____ Entries provided

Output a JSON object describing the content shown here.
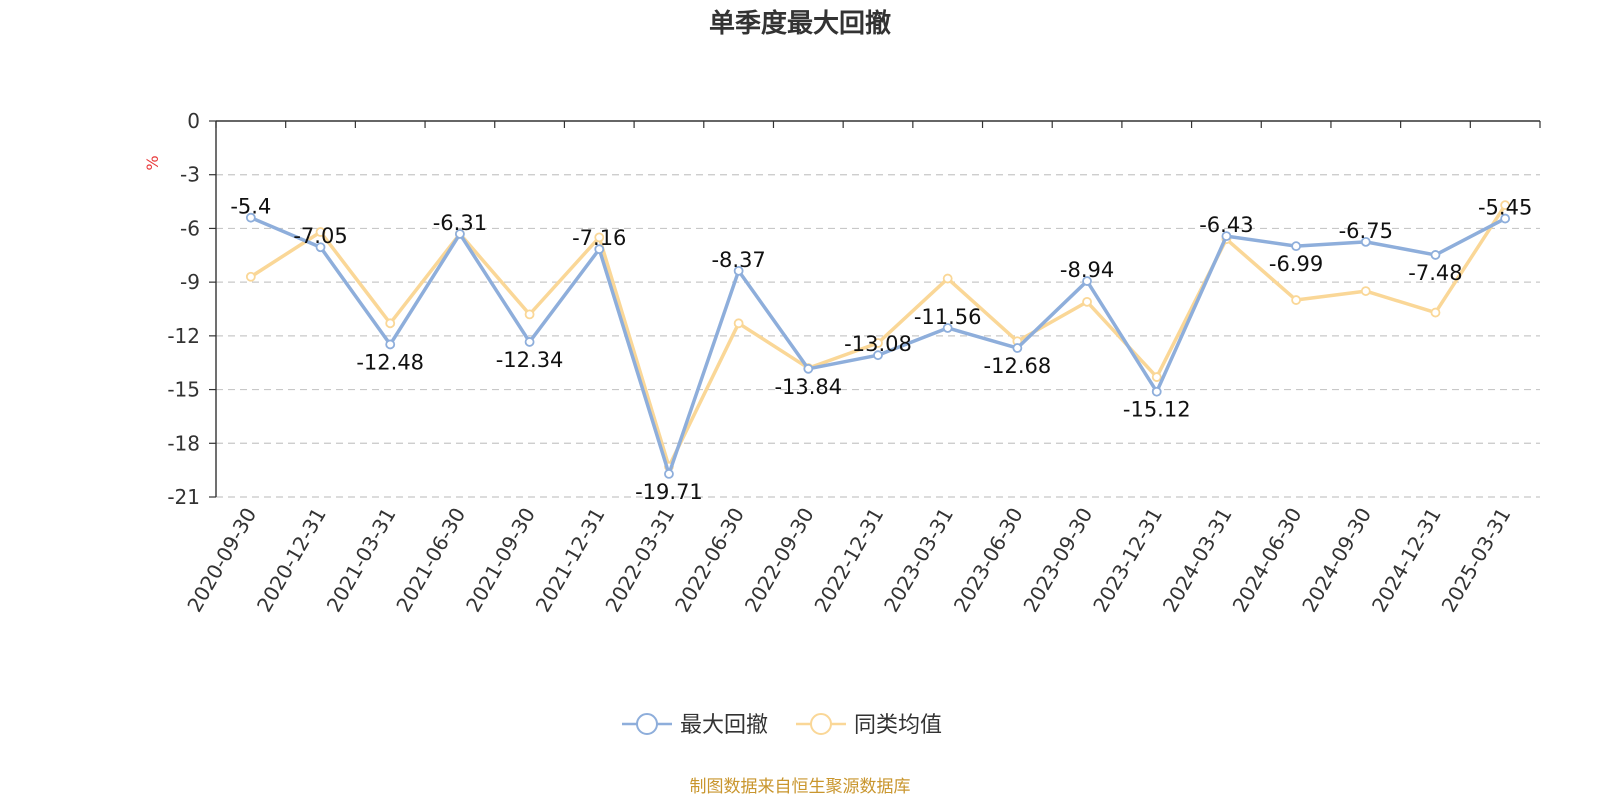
{
  "chart_data": {
    "type": "line",
    "title": "单季度最大回撤",
    "ylabel": "%",
    "ylim": [
      -21,
      0
    ],
    "yticks": [
      0,
      -3,
      -6,
      -9,
      -12,
      -15,
      -18,
      -21
    ],
    "grid": true,
    "legend_position": "bottom",
    "categories": [
      "2020-09-30",
      "2020-12-31",
      "2021-03-31",
      "2021-06-30",
      "2021-09-30",
      "2021-12-31",
      "2022-03-31",
      "2022-06-30",
      "2022-09-30",
      "2022-12-31",
      "2023-03-31",
      "2023-06-30",
      "2023-09-30",
      "2023-12-31",
      "2024-03-31",
      "2024-06-30",
      "2024-09-30",
      "2024-12-31",
      "2025-03-31"
    ],
    "series": [
      {
        "name": "最大回撤",
        "color": "#8eaedb",
        "show_labels": true,
        "values": [
          -5.4,
          -7.05,
          -12.48,
          -6.31,
          -12.34,
          -7.16,
          -19.71,
          -8.37,
          -13.84,
          -13.08,
          -11.56,
          -12.68,
          -8.94,
          -15.12,
          -6.43,
          -6.99,
          -6.75,
          -7.48,
          -5.45
        ],
        "labels": [
          "-5.4",
          "-7.05",
          "-12.48",
          "-6.31",
          "-12.34",
          "-7.16",
          "-19.71",
          "-8.37",
          "-13.84",
          "-13.08",
          "-11.56",
          "-12.68",
          "-8.94",
          "-15.12",
          "-6.43",
          "-6.99",
          "-6.75",
          "-7.48",
          "-5.45"
        ]
      },
      {
        "name": "同类均值",
        "color": "#fad797",
        "show_labels": false,
        "values": [
          -8.7,
          -6.2,
          -11.3,
          -6.3,
          -10.8,
          -6.5,
          -19.3,
          -11.3,
          -13.8,
          -12.4,
          -8.8,
          -12.3,
          -10.1,
          -14.3,
          -6.6,
          -10.0,
          -9.5,
          -10.7,
          -4.7
        ]
      }
    ]
  },
  "source_text": "制图数据来自恒生聚源数据库"
}
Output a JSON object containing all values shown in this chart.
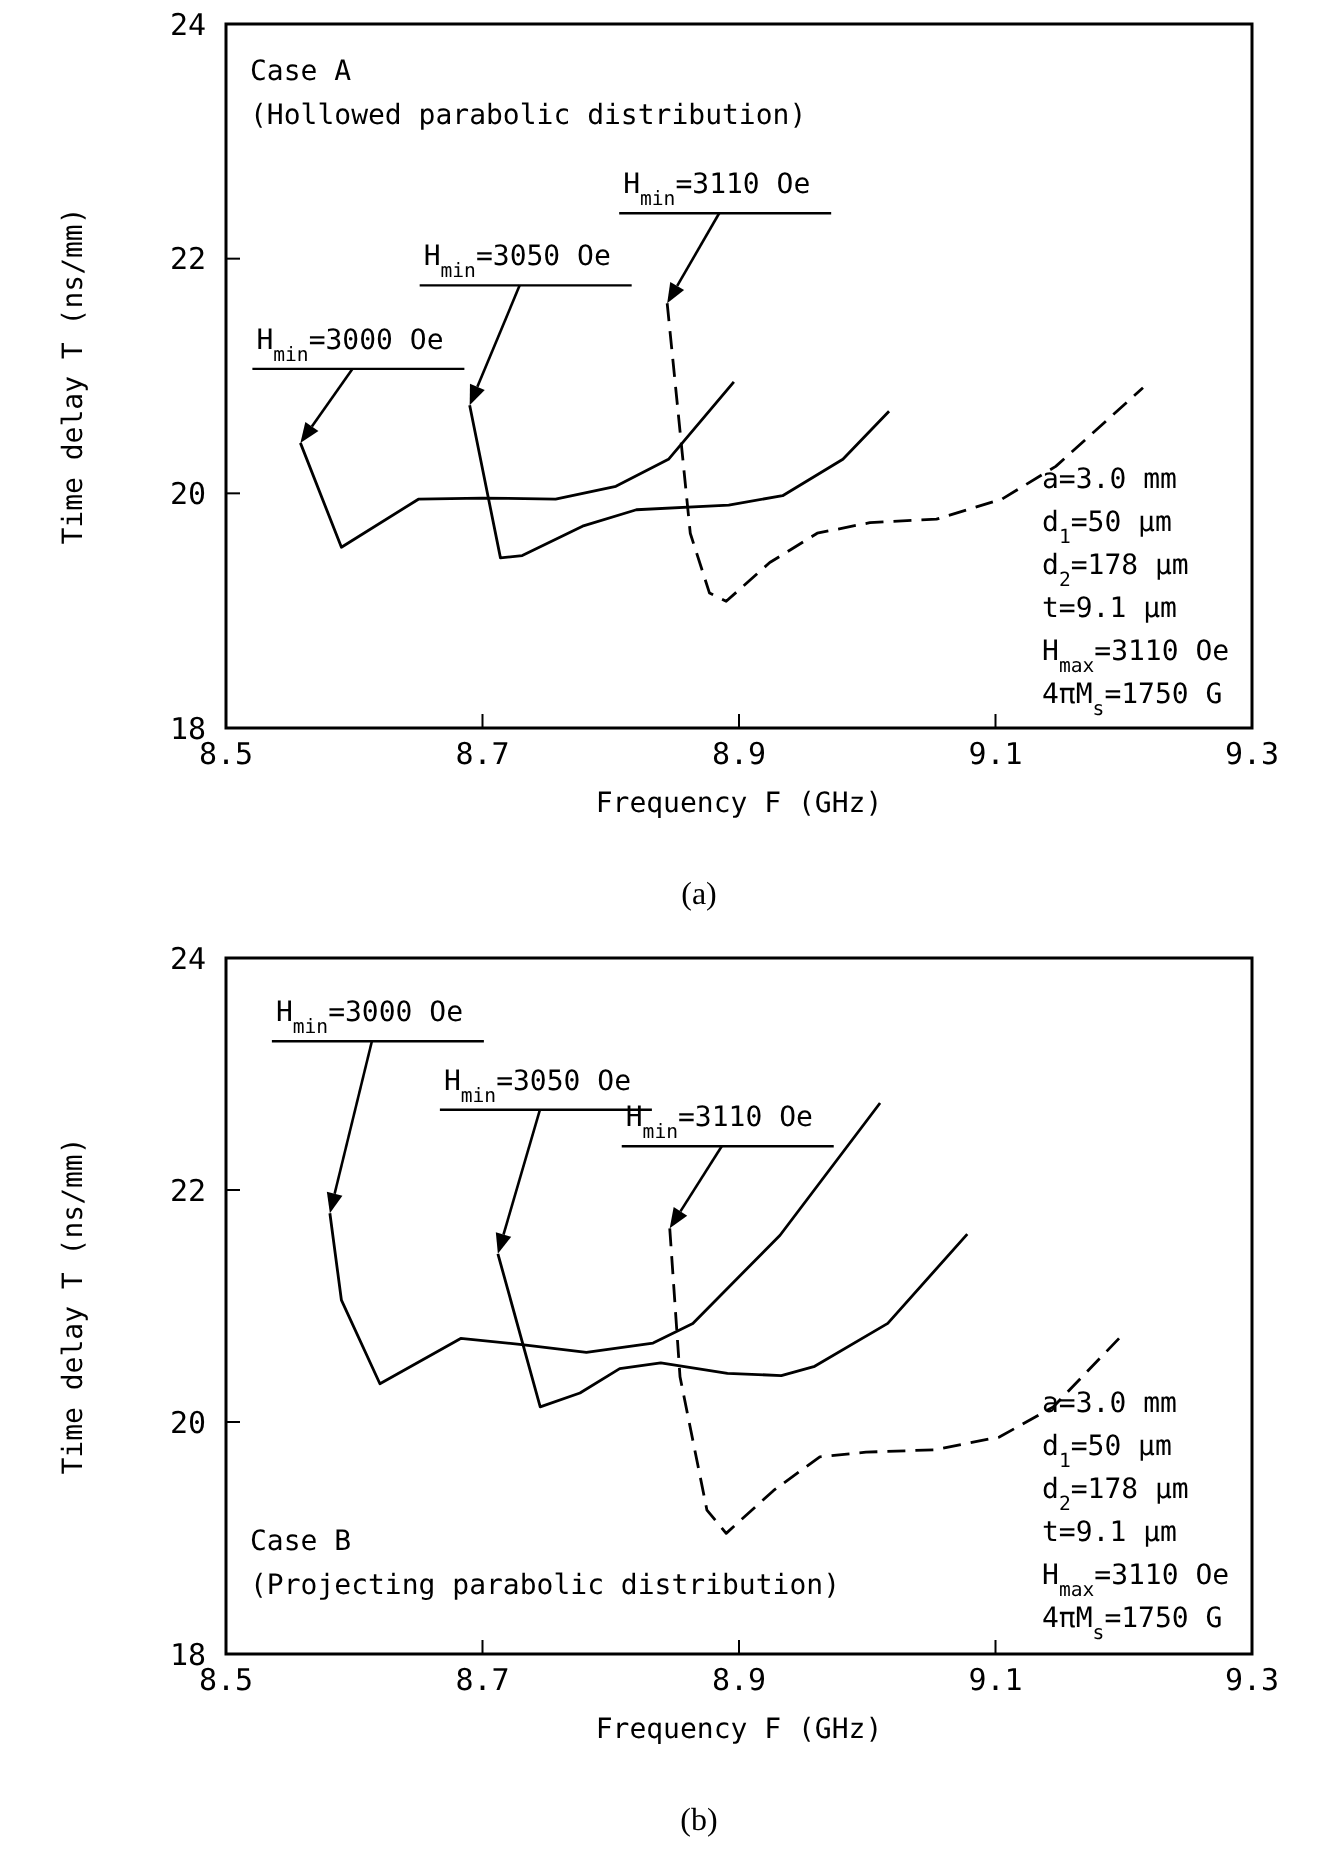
{
  "chart_data": [
    {
      "type": "line",
      "xlabel": "Frequency F (GHz)",
      "ylabel": "Time delay T (ns/mm)",
      "xlim": [
        8.5,
        9.3
      ],
      "xticks": [
        8.5,
        8.7,
        8.9,
        9.1,
        9.3
      ],
      "ylim": [
        18,
        24
      ],
      "yticks": [
        18,
        20,
        22,
        24
      ],
      "grid": false,
      "series": [
        {
          "color": "#000000",
          "line_style": "solid",
          "x": [
            8.558,
            8.59,
            8.65,
            8.7,
            8.757,
            8.804,
            8.845,
            8.896
          ],
          "values": [
            20.43,
            19.54,
            19.95,
            19.96,
            19.95,
            20.06,
            20.29,
            20.95
          ]
        },
        {
          "color": "#000000",
          "line_style": "solid",
          "x": [
            8.69,
            8.714,
            8.731,
            8.778,
            8.82,
            8.892,
            8.934,
            8.981,
            9.017
          ],
          "values": [
            20.75,
            19.45,
            19.47,
            19.72,
            19.86,
            19.9,
            19.98,
            20.29,
            20.7
          ]
        },
        {
          "color": "#000000",
          "line_style": "dashed",
          "x": [
            8.844,
            8.862,
            8.877,
            8.89,
            8.924,
            8.961,
            9.002,
            9.054,
            9.105,
            9.147,
            9.215
          ],
          "values": [
            21.62,
            19.66,
            19.15,
            19.08,
            19.41,
            19.66,
            19.75,
            19.78,
            19.95,
            20.23,
            20.9
          ]
        }
      ],
      "annotations": [
        "H$_{min}$=3000 Oe",
        "H$_{min}$=3050 Oe",
        "H$_{min}$=3110 Oe",
        "Case A",
        "(Hollowed parabolic distribution)",
        "a=3.0 mm",
        "d$_{1}$=50 μm",
        "d$_{2}$=178 μm",
        "t=9.1 μm",
        "H$_{max}$=3110 Oe",
        "4πM$_{s}$=1750 G",
        "(a)"
      ]
    },
    {
      "type": "line",
      "xlabel": "Frequency F (GHz)",
      "ylabel": "Time delay T (ns/mm)",
      "xlim": [
        8.5,
        9.3
      ],
      "xticks": [
        8.5,
        8.7,
        8.9,
        9.1,
        9.3
      ],
      "ylim": [
        18,
        24
      ],
      "yticks": [
        18,
        20,
        22,
        24
      ],
      "grid": false,
      "series": [
        {
          "color": "#000000",
          "line_style": "solid",
          "x": [
            8.581,
            8.59,
            8.62,
            8.683,
            8.729,
            8.781,
            8.833,
            8.864,
            8.932,
            9.01
          ],
          "values": [
            21.8,
            21.05,
            20.33,
            20.72,
            20.67,
            20.6,
            20.68,
            20.85,
            21.61,
            22.75
          ]
        },
        {
          "color": "#000000",
          "line_style": "solid",
          "x": [
            8.712,
            8.745,
            8.776,
            8.807,
            8.839,
            8.891,
            8.933,
            8.959,
            9.016,
            9.078
          ],
          "values": [
            21.45,
            20.13,
            20.25,
            20.46,
            20.51,
            20.42,
            20.4,
            20.48,
            20.85,
            21.62
          ]
        },
        {
          "color": "#000000",
          "line_style": "dashed",
          "x": [
            8.846,
            8.854,
            8.875,
            8.89,
            8.927,
            8.963,
            8.999,
            9.052,
            9.103,
            9.145,
            9.198
          ],
          "values": [
            21.67,
            20.39,
            19.24,
            19.04,
            19.41,
            19.7,
            19.74,
            19.76,
            19.87,
            20.13,
            20.74
          ]
        }
      ],
      "annotations": [
        "H$_{min}$=3000 Oe",
        "H$_{min}$=3050 Oe",
        "H$_{min}$=3110 Oe",
        "Case B",
        "(Projecting parabolic distribution)",
        "a=3.0 mm",
        "d$_{1}$=50 μm",
        "d$_{2}$=178 μm",
        "t=9.1 μm",
        "H$_{max}$=3110 Oe",
        "4πM$_{s}$=1750 G",
        "(b)"
      ]
    }
  ]
}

________

* Set exercise *
Repeat the full listing above exactly, with no pictures in the copy.

* Final result *
Output a JSON object describing the content shown here.
{
  "chart_data": {
    "type": "line",
    "title": "单季度最大回撤",
    "ylabel": "%",
    "ylim": [
      -21,
      0
    ],
    "yticks": [
      0,
      -3,
      -6,
      -9,
      -12,
      -15,
      -18,
      -21
    ],
    "grid": true,
    "legend_position": "bottom",
    "categories": [
      "2020-09-30",
      "2020-12-31",
      "2021-03-31",
      "2021-06-30",
      "2021-09-30",
      "2021-12-31",
      "2022-03-31",
      "2022-06-30",
      "2022-09-30",
      "2022-12-31",
      "2023-03-31",
      "2023-06-30",
      "2023-09-30",
      "2023-12-31",
      "2024-03-31",
      "2024-06-30",
      "2024-09-30",
      "2024-12-31",
      "2025-03-31"
    ],
    "series": [
      {
        "name": "最大回撤",
        "color": "#8eaedb",
        "show_labels": true,
        "values": [
          -5.4,
          -7.05,
          -12.48,
          -6.31,
          -12.34,
          -7.16,
          -19.71,
          -8.37,
          -13.84,
          -13.08,
          -11.56,
          -12.68,
          -8.94,
          -15.12,
          -6.43,
          -6.99,
          -6.75,
          -7.48,
          -5.45
        ],
        "labels": [
          "-5.4",
          "-7.05",
          "-12.48",
          "-6.31",
          "-12.34",
          "-7.16",
          "-19.71",
          "-8.37",
          "-13.84",
          "-13.08",
          "-11.56",
          "-12.68",
          "-8.94",
          "-15.12",
          "-6.43",
          "-6.99",
          "-6.75",
          "-7.48",
          "-5.45"
        ]
      },
      {
        "name": "同类均值",
        "color": "#fad797",
        "show_labels": false,
        "values": [
          -8.7,
          -6.2,
          -11.3,
          -6.3,
          -10.8,
          -6.5,
          -19.3,
          -11.3,
          -13.8,
          -12.4,
          -8.8,
          -12.3,
          -10.1,
          -14.3,
          -6.6,
          -10.0,
          -9.5,
          -10.7,
          -4.7
        ]
      }
    ]
  },
  "source_text": "制图数据来自恒生聚源数据库"
}
Output a JSON object containing all values shown in this chart.
{
  "chart_data": [
    {
      "type": "line",
      "xlabel": "Frequency F (GHz)",
      "ylabel": "Time delay T (ns/mm)",
      "xlim": [
        8.5,
        9.3
      ],
      "xticks": [
        8.5,
        8.7,
        8.9,
        9.1,
        9.3
      ],
      "ylim": [
        18,
        24
      ],
      "yticks": [
        18,
        20,
        22,
        24
      ],
      "grid": false,
      "series": [
        {
          "color": "#000000",
          "line_style": "solid",
          "x": [
            8.558,
            8.59,
            8.65,
            8.7,
            8.757,
            8.804,
            8.845,
            8.896
          ],
          "values": [
            20.43,
            19.54,
            19.95,
            19.96,
            19.95,
            20.06,
            20.29,
            20.95
          ]
        },
        {
          "color": "#000000",
          "line_style": "solid",
          "x": [
            8.69,
            8.714,
            8.731,
            8.778,
            8.82,
            8.892,
            8.934,
            8.981,
            9.017
          ],
          "values": [
            20.75,
            19.45,
            19.47,
            19.72,
            19.86,
            19.9,
            19.98,
            20.29,
            20.7
          ]
        },
        {
          "color": "#000000",
          "line_style": "dashed",
          "x": [
            8.844,
            8.862,
            8.877,
            8.89,
            8.924,
            8.961,
            9.002,
            9.054,
            9.105,
            9.147,
            9.215
          ],
          "values": [
            21.62,
            19.66,
            19.15,
            19.08,
            19.41,
            19.66,
            19.75,
            19.78,
            19.95,
            20.23,
            20.9
          ]
        }
      ],
      "annotations": [
        "H$_{min}$=3000 Oe",
        "H$_{min}$=3050 Oe",
        "H$_{min}$=3110 Oe",
        "Case A",
        "(Hollowed parabolic distribution)",
        "a=3.0 mm",
        "d$_{1}$=50 μm",
        "d$_{2}$=178 μm",
        "t=9.1 μm",
        "H$_{max}$=3110 Oe",
        "4πM$_{s}$=1750 G",
        "(a)"
      ]
    },
    {
      "type": "line",
      "xlabel": "Frequency F (GHz)",
      "ylabel": "Time delay T (ns/mm)",
      "xlim": [
        8.5,
        9.3
      ],
      "xticks": [
        8.5,
        8.7,
        8.9,
        9.1,
        9.3
      ],
      "ylim": [
        18,
        24
      ],
      "yticks": [
        18,
        20,
        22,
        24
      ],
      "grid": false,
      "series": [
        {
          "color": "#000000",
          "line_style": "solid",
          "x": [
            8.581,
            8.59,
            8.62,
            8.683,
            8.729,
            8.781,
            8.833,
            8.864,
            8.932,
            9.01
          ],
          "values": [
            21.8,
            21.05,
            20.33,
            20.72,
            20.67,
            20.6,
            20.68,
            20.85,
            21.61,
            22.75
          ]
        },
        {
          "color": "#000000",
          "line_style": "solid",
          "x": [
            8.712,
            8.745,
            8.776,
            8.807,
            8.839,
            8.891,
            8.933,
            8.959,
            9.016,
            9.078
          ],
          "values": [
            21.45,
            20.13,
            20.25,
            20.46,
            20.51,
            20.42,
            20.4,
            20.48,
            20.85,
            21.62
          ]
        },
        {
          "color": "#000000",
          "line_style": "dashed",
          "x": [
            8.846,
            8.854,
            8.875,
            8.89,
            8.927,
            8.963,
            8.999,
            9.052,
            9.103,
            9.145,
            9.198
          ],
          "values": [
            21.67,
            20.39,
            19.24,
            19.04,
            19.41,
            19.7,
            19.74,
            19.76,
            19.87,
            20.13,
            20.74
          ]
        }
      ],
      "annotations": [
        "H$_{min}$=3000 Oe",
        "H$_{min}$=3050 Oe",
        "H$_{min}$=3110 Oe",
        "Case B",
        "(Projecting parabolic distribution)",
        "a=3.0 mm",
        "d$_{1}$=50 μm",
        "d$_{2}$=178 μm",
        "t=9.1 μm",
        "H$_{max}$=3110 Oe",
        "4πM$_{s}$=1750 G",
        "(b)"
      ]
    }
  ]
}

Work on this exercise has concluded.